• **EXERCISE MATERIAL**:
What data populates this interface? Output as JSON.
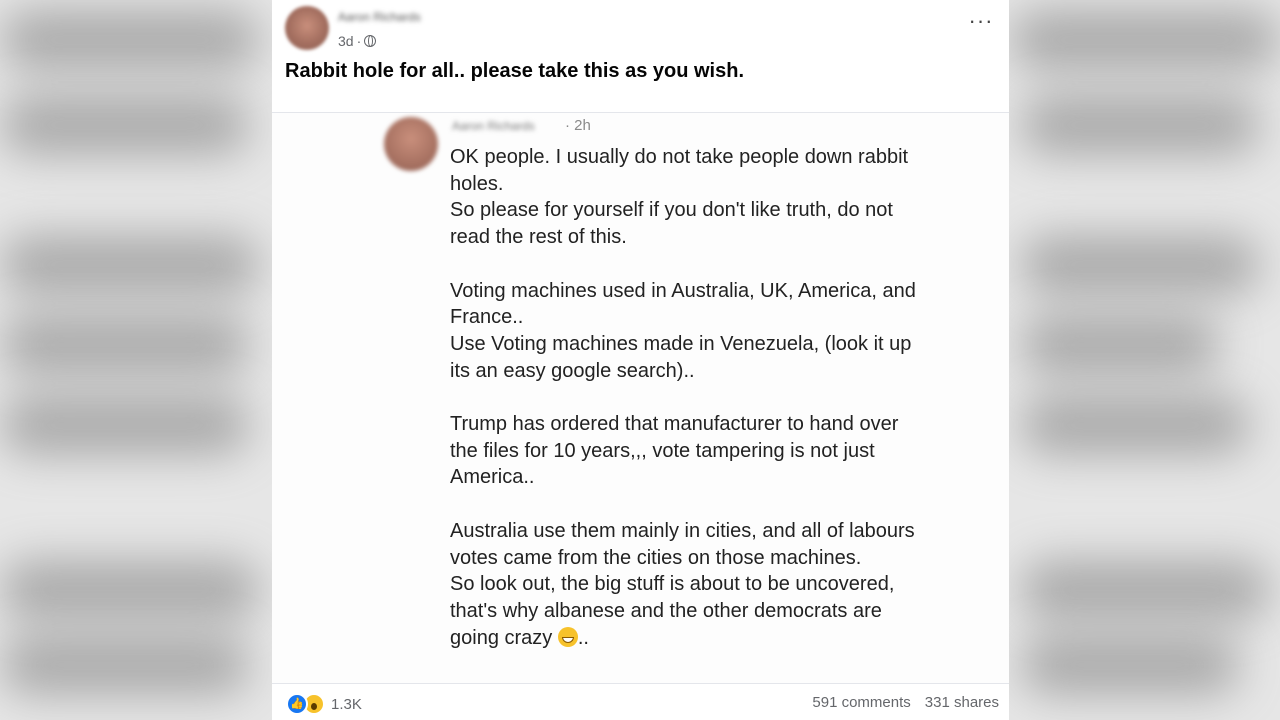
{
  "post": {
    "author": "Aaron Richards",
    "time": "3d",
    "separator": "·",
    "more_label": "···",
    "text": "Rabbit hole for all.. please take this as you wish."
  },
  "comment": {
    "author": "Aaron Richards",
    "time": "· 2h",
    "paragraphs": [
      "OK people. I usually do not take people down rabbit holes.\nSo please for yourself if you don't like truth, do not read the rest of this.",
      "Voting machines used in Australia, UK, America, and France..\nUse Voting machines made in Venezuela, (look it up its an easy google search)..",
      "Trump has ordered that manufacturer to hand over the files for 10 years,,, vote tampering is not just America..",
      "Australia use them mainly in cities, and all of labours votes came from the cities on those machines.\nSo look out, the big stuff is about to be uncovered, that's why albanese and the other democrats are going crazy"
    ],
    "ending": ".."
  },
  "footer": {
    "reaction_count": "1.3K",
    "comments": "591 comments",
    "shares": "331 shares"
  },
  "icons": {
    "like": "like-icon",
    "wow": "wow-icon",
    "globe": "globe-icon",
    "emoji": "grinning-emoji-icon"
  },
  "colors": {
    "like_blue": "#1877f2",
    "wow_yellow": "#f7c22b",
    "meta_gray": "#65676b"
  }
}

• **THE PROBLEM**: Examine the records and pull out every line where the string "this" occurs.

• **RESPONSE TO THE TASK**:
What data populates this interface? Output as JSON.
    "text": "Rabbit hole for all.. please take this as you wish."
      "OK people. I usually do not take people down rabbit holes.\nSo please for yourself if you don't like truth, do not read the rest of this.",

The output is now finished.